**Task goal:**
Check every line below for the word "TradeWave" and copy the ones that have it.

**Data extract:**
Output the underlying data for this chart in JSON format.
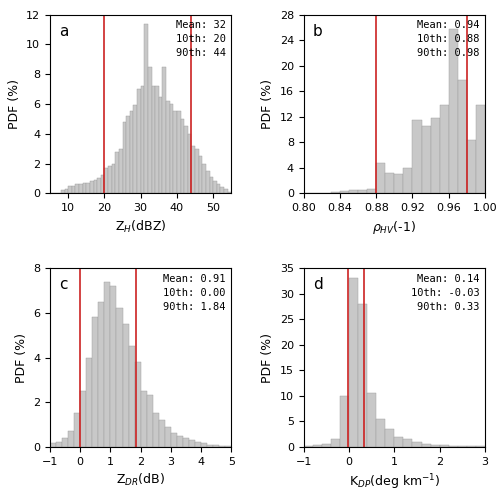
{
  "panels": [
    {
      "label": "a",
      "xlabel": "Z$_{H}$(dBZ)",
      "ylabel": "PDF (%)",
      "xlim": [
        5,
        55
      ],
      "ylim": [
        0,
        12
      ],
      "yticks": [
        0,
        2,
        4,
        6,
        8,
        10,
        12
      ],
      "xticks": [
        10,
        20,
        30,
        40,
        50
      ],
      "q10": 20,
      "q90": 44,
      "text": "Mean: 32\n10th: 20\n90th: 44",
      "bin_edges": [
        5,
        6,
        7,
        8,
        9,
        10,
        11,
        12,
        13,
        14,
        15,
        16,
        17,
        18,
        19,
        20,
        21,
        22,
        23,
        24,
        25,
        26,
        27,
        28,
        29,
        30,
        31,
        32,
        33,
        34,
        35,
        36,
        37,
        38,
        39,
        40,
        41,
        42,
        43,
        44,
        45,
        46,
        47,
        48,
        49,
        50,
        51,
        52,
        53,
        54,
        55
      ],
      "bin_heights": [
        0.0,
        0.0,
        0.0,
        0.2,
        0.3,
        0.5,
        0.5,
        0.6,
        0.6,
        0.7,
        0.7,
        0.8,
        0.9,
        1.0,
        1.2,
        1.7,
        1.8,
        2.0,
        2.8,
        3.0,
        4.8,
        5.2,
        5.5,
        5.9,
        7.0,
        7.2,
        11.4,
        8.5,
        7.2,
        7.2,
        6.5,
        8.5,
        6.2,
        6.0,
        5.5,
        5.5,
        5.0,
        4.5,
        4.0,
        3.2,
        3.0,
        2.5,
        2.0,
        1.5,
        1.1,
        0.8,
        0.6,
        0.4,
        0.3,
        0.1
      ]
    },
    {
      "label": "b",
      "xlabel": "$\\rho_{HV}$(-1)",
      "ylabel": "PDF (%)",
      "xlim": [
        0.8,
        1.0
      ],
      "ylim": [
        0,
        28
      ],
      "yticks": [
        0,
        4,
        8,
        12,
        16,
        20,
        24,
        28
      ],
      "xticks": [
        0.8,
        0.84,
        0.88,
        0.92,
        0.96,
        1.0
      ],
      "q10": 0.88,
      "q90": 0.98,
      "text": "Mean: 0.94\n10th: 0.88\n90th: 0.98",
      "bin_edges": [
        0.8,
        0.81,
        0.82,
        0.83,
        0.84,
        0.85,
        0.86,
        0.87,
        0.88,
        0.89,
        0.9,
        0.91,
        0.92,
        0.93,
        0.94,
        0.95,
        0.96,
        0.97,
        0.98,
        0.99,
        1.0
      ],
      "bin_heights": [
        0.1,
        0.1,
        0.1,
        0.2,
        0.3,
        0.5,
        0.5,
        0.7,
        4.8,
        3.2,
        3.0,
        4.0,
        11.5,
        10.5,
        11.8,
        13.8,
        25.8,
        17.8,
        8.3,
        13.8
      ]
    },
    {
      "label": "c",
      "xlabel": "Z$_{DR}$(dB)",
      "ylabel": "PDF (%)",
      "xlim": [
        -1.0,
        5.0
      ],
      "ylim": [
        0,
        8.0
      ],
      "yticks": [
        0.0,
        2.0,
        4.0,
        6.0,
        8.0
      ],
      "xticks": [
        -1,
        0,
        1,
        2,
        3,
        4,
        5
      ],
      "q10": 0.0,
      "q90": 1.84,
      "text": "Mean: 0.91\n10th: 0.00\n90th: 1.84",
      "bin_edges": [
        -1.0,
        -0.8,
        -0.6,
        -0.4,
        -0.2,
        0.0,
        0.2,
        0.4,
        0.6,
        0.8,
        1.0,
        1.2,
        1.4,
        1.6,
        1.8,
        2.0,
        2.2,
        2.4,
        2.6,
        2.8,
        3.0,
        3.2,
        3.4,
        3.6,
        3.8,
        4.0,
        4.2,
        4.4,
        4.6,
        4.8,
        5.0
      ],
      "bin_heights": [
        0.15,
        0.2,
        0.4,
        0.7,
        1.5,
        2.5,
        4.0,
        5.8,
        6.5,
        7.4,
        7.2,
        6.2,
        5.5,
        4.5,
        3.8,
        2.5,
        2.3,
        1.5,
        1.2,
        0.9,
        0.6,
        0.5,
        0.4,
        0.3,
        0.2,
        0.15,
        0.1,
        0.08,
        0.05,
        0.03
      ]
    },
    {
      "label": "d",
      "xlabel": "K$_{DP}$(deg km$^{-1}$)",
      "ylabel": "PDF (%)",
      "xlim": [
        -1.0,
        3.0
      ],
      "ylim": [
        0,
        35
      ],
      "yticks": [
        0,
        5,
        10,
        15,
        20,
        25,
        30,
        35
      ],
      "xticks": [
        -1,
        0,
        1,
        2,
        3
      ],
      "q10": -0.03,
      "q90": 0.33,
      "text": "Mean: 0.14\n10th: -0.03\n90th: 0.33",
      "bin_edges": [
        -1.0,
        -0.8,
        -0.6,
        -0.4,
        -0.2,
        0.0,
        0.2,
        0.4,
        0.6,
        0.8,
        1.0,
        1.2,
        1.4,
        1.6,
        1.8,
        2.0,
        2.2,
        2.4,
        2.6,
        2.8,
        3.0
      ],
      "bin_heights": [
        0.2,
        0.3,
        0.5,
        1.5,
        10.0,
        33.0,
        28.0,
        10.5,
        5.5,
        3.5,
        2.0,
        1.5,
        0.9,
        0.6,
        0.4,
        0.3,
        0.2,
        0.15,
        0.1,
        0.08
      ]
    }
  ],
  "bar_color": "#c8c8c8",
  "bar_edge_color": "#999999",
  "line_color": "#cc2222",
  "text_fontsize": 7.5,
  "label_fontsize": 9,
  "tick_fontsize": 8
}
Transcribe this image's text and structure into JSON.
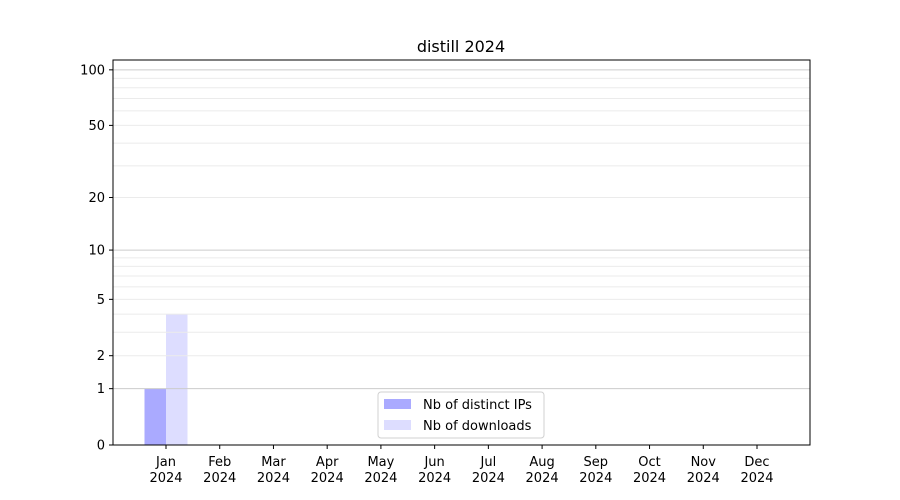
{
  "chart_data": {
    "type": "bar",
    "title": "distill 2024",
    "xlabel": "",
    "ylabel": "",
    "yscale": "log(1+y)",
    "ylim": [
      0,
      113
    ],
    "yticks": [
      0,
      1,
      2,
      5,
      10,
      20,
      50,
      100
    ],
    "ytick_labels": [
      "0",
      "1",
      "2",
      "5",
      "10",
      "20",
      "50",
      "100"
    ],
    "grid": true,
    "legend_position": "bottom-center",
    "categories": [
      "Jan\n2024",
      "Feb\n2024",
      "Mar\n2024",
      "Apr\n2024",
      "May\n2024",
      "Jun\n2024",
      "Jul\n2024",
      "Aug\n2024",
      "Sep\n2024",
      "Oct\n2024",
      "Nov\n2024",
      "Dec\n2024"
    ],
    "series": [
      {
        "name": "Nb of distinct IPs",
        "color": "#aaaaff",
        "values": [
          1,
          0,
          0,
          0,
          0,
          0,
          0,
          0,
          0,
          0,
          0,
          0
        ]
      },
      {
        "name": "Nb of downloads",
        "color": "#ddddff",
        "values": [
          4,
          0,
          0,
          0,
          0,
          0,
          0,
          0,
          0,
          0,
          0,
          0
        ]
      }
    ]
  }
}
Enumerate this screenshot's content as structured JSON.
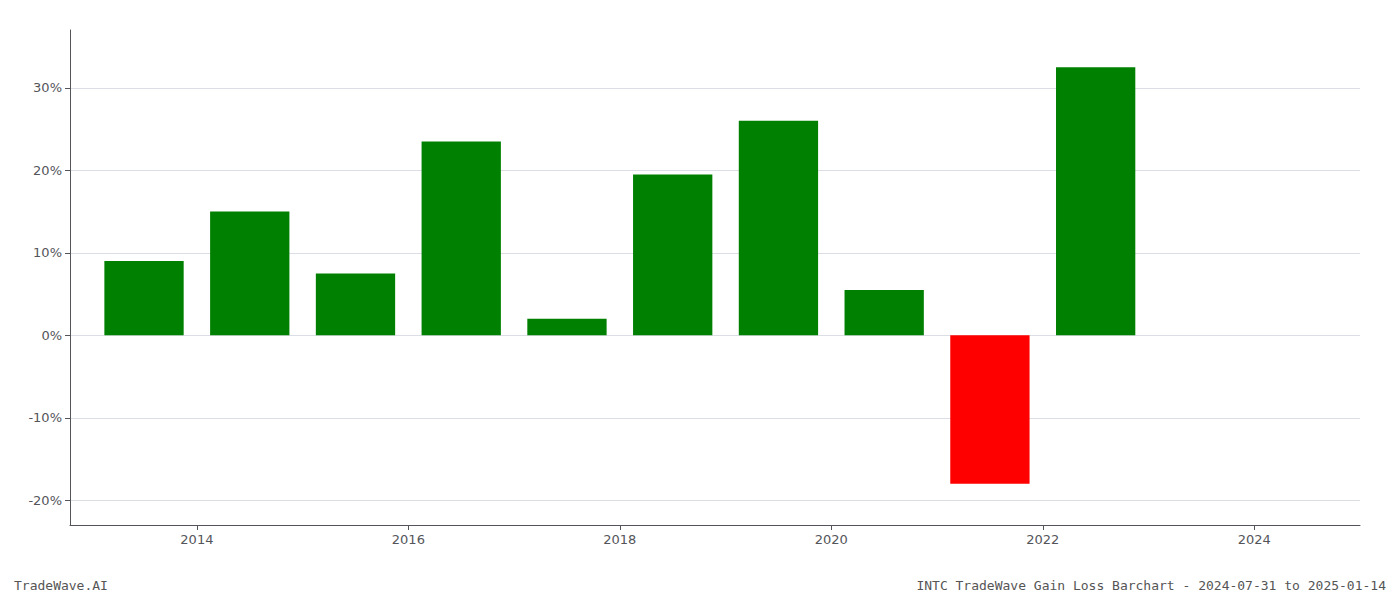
{
  "chart_data": {
    "type": "bar",
    "x": [
      2013.5,
      2014.5,
      2015.5,
      2016.5,
      2017.5,
      2018.5,
      2019.5,
      2020.5,
      2021.5,
      2022.5
    ],
    "values": [
      9.0,
      15.0,
      7.5,
      23.5,
      2.0,
      19.5,
      26.0,
      5.5,
      -18.0,
      32.5
    ],
    "colors": [
      "#008000",
      "#008000",
      "#008000",
      "#008000",
      "#008000",
      "#008000",
      "#008000",
      "#008000",
      "#ff0000",
      "#008000"
    ],
    "xlim": [
      2012.8,
      2025.0
    ],
    "xticks": [
      2014,
      2016,
      2018,
      2020,
      2022,
      2024
    ],
    "ylim": [
      -23,
      37
    ],
    "yticks": [
      {
        "value": -20,
        "label": "-20%"
      },
      {
        "value": -10,
        "label": "-10%"
      },
      {
        "value": 0,
        "label": "0%"
      },
      {
        "value": 10,
        "label": "10%"
      },
      {
        "value": 20,
        "label": "20%"
      },
      {
        "value": 30,
        "label": "30%"
      }
    ],
    "grid": true,
    "annotations": [
      "TradeWave.AI",
      "INTC TradeWave Gain Loss Barchart - 2024-07-31 to 2025-01-14"
    ]
  }
}
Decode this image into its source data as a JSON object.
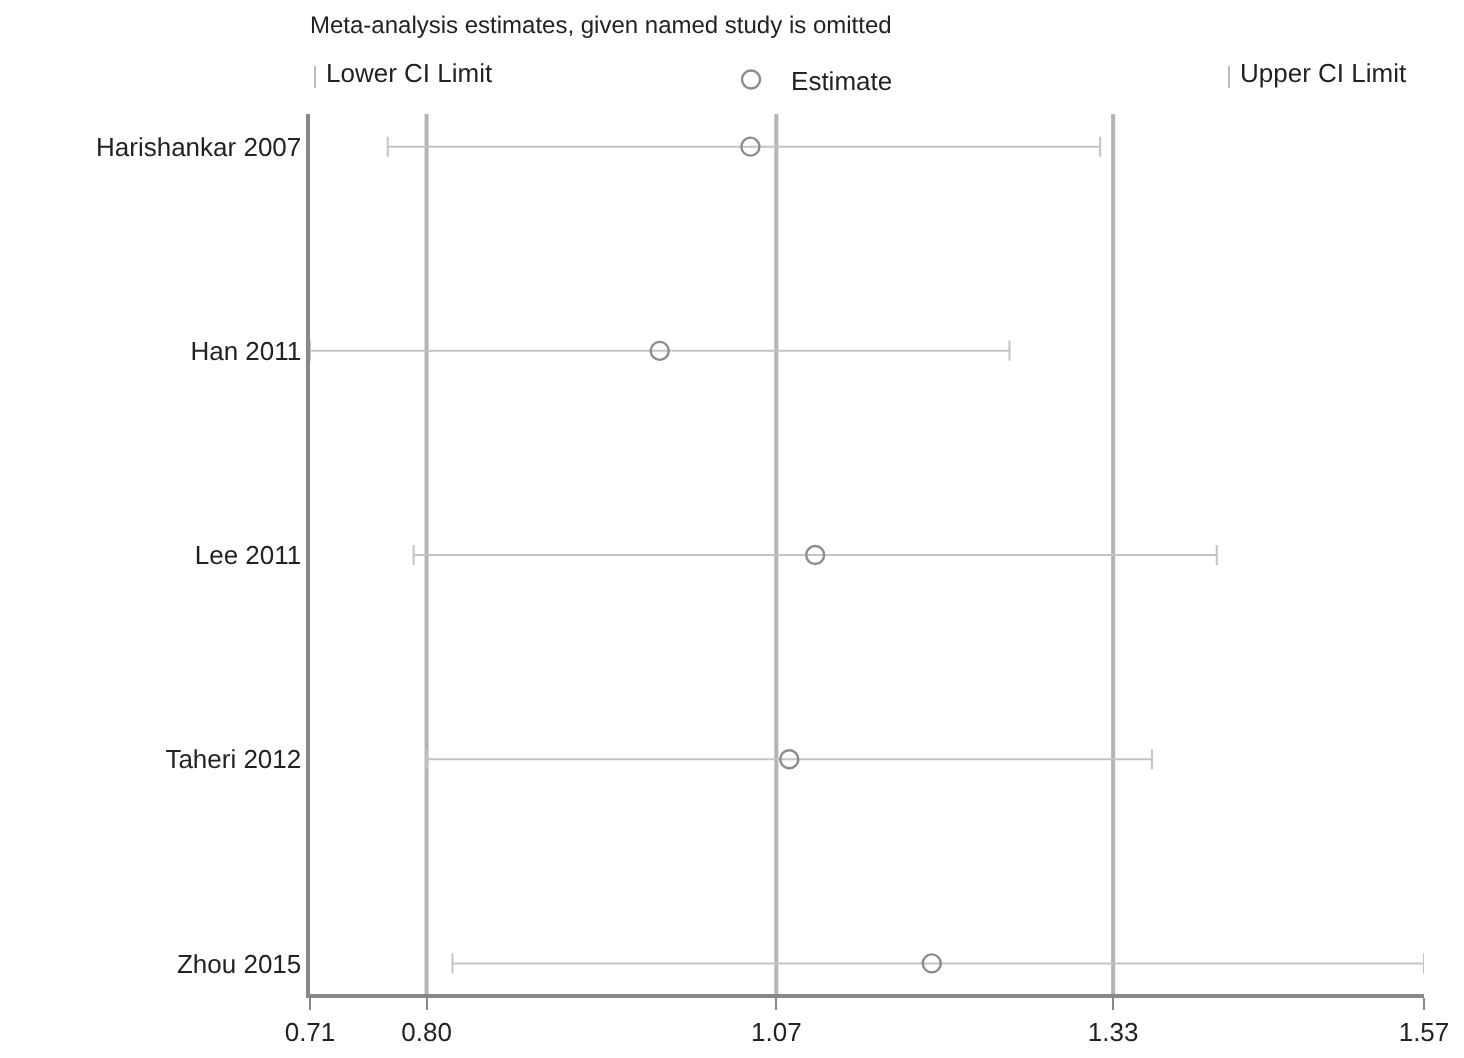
{
  "chart_data": {
    "type": "scatter",
    "orientation": "horizontal",
    "title": "Meta-analysis estimates, given named study is omitted",
    "categories": [
      "Harishankar 2007",
      "Han 2011",
      "Lee 2011",
      "Taheri 2012",
      "Zhou 2015"
    ],
    "series": [
      {
        "name": "Estimate",
        "color": "#8c8c8c",
        "marker": "circle",
        "values": [
          1.05,
          0.98,
          1.1,
          1.08,
          1.19
        ],
        "errors": [
          [
            0.77,
            1.32
          ],
          [
            0.71,
            1.25
          ],
          [
            0.79,
            1.41
          ],
          [
            0.8,
            1.36
          ],
          [
            0.82,
            1.57
          ]
        ]
      }
    ],
    "annotations": [
      "Lower CI Limit",
      "Upper CI Limit"
    ],
    "xlim": [
      0.71,
      1.57
    ],
    "xticks": [
      0.71,
      {
        "value": 0.8,
        "label": "0.80"
      },
      1.07,
      1.33,
      1.57
    ],
    "ref_lines": [
      {
        "axis": "x",
        "value": 0.8,
        "color": "#b4b4b4"
      },
      {
        "axis": "x",
        "value": 1.07,
        "color": "#b4b4b4"
      },
      {
        "axis": "x",
        "value": 1.33,
        "color": "#b4b4b4"
      }
    ],
    "legend": "top"
  }
}
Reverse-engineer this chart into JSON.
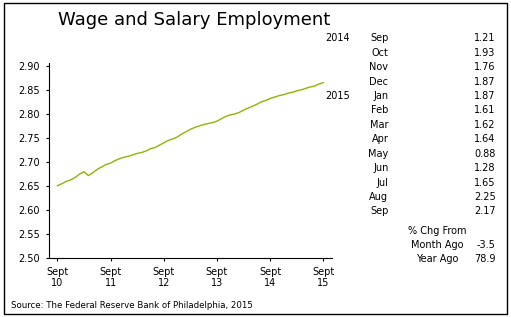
{
  "title": "Wage and Salary Employment",
  "source": "Source: The Federal Reserve Bank of Philadelphia, 2015",
  "line_color": "#8db600",
  "background_color": "#ffffff",
  "border_color": "#000000",
  "ylim": [
    2.5,
    2.905
  ],
  "yticks": [
    2.5,
    2.55,
    2.6,
    2.65,
    2.7,
    2.75,
    2.8,
    2.85,
    2.9
  ],
  "xtick_labels": [
    "Sept\n10",
    "Sept\n11",
    "Sept\n12",
    "Sept\n13",
    "Sept\n14",
    "Sept\n15"
  ],
  "x_values": [
    0,
    12,
    24,
    36,
    48,
    60
  ],
  "y_values": [
    2.651,
    2.655,
    2.66,
    2.663,
    2.668,
    2.675,
    2.68,
    2.672,
    2.678,
    2.685,
    2.69,
    2.695,
    2.698,
    2.703,
    2.707,
    2.71,
    2.712,
    2.715,
    2.718,
    2.72,
    2.723,
    2.728,
    2.73,
    2.735,
    2.74,
    2.745,
    2.748,
    2.752,
    2.758,
    2.763,
    2.768,
    2.772,
    2.775,
    2.778,
    2.78,
    2.782,
    2.785,
    2.79,
    2.795,
    2.798,
    2.8,
    2.803,
    2.808,
    2.812,
    2.816,
    2.82,
    2.825,
    2.828,
    2.832,
    2.835,
    2.838,
    2.84,
    2.843,
    2.845,
    2.848,
    2.85,
    2.853,
    2.856,
    2.858,
    2.862,
    2.865
  ],
  "right_panel_year1": "2014",
  "right_panel_year2": "2015",
  "right_panel_months": [
    "Sep",
    "Oct",
    "Nov",
    "Dec",
    "Jan",
    "Feb",
    "Mar",
    "Apr",
    "May",
    "Jun",
    "Jul",
    "Aug",
    "Sep"
  ],
  "right_panel_values": [
    "1.21",
    "1.93",
    "1.76",
    "1.87",
    "1.87",
    "1.61",
    "1.62",
    "1.64",
    "0.88",
    "1.28",
    "1.65",
    "2.25",
    "2.17"
  ],
  "pct_chg_label": "% Chg From",
  "month_ago_label": "Month Ago",
  "year_ago_label": "Year Ago",
  "month_ago_value": "-3.5",
  "year_ago_value": "78.9",
  "title_fontsize": 13,
  "tick_fontsize": 7,
  "annotation_fontsize": 7
}
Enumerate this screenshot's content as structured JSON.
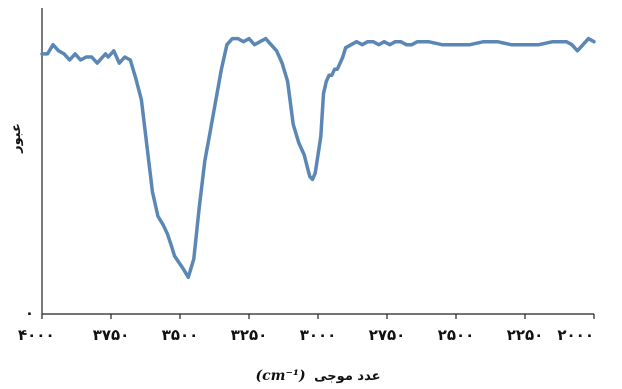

**Response to this task:**
      "TradeWave.AI",
      "INTC TradeWave Gain Loss Barchart - 2024-07-31 to 2025-01-14"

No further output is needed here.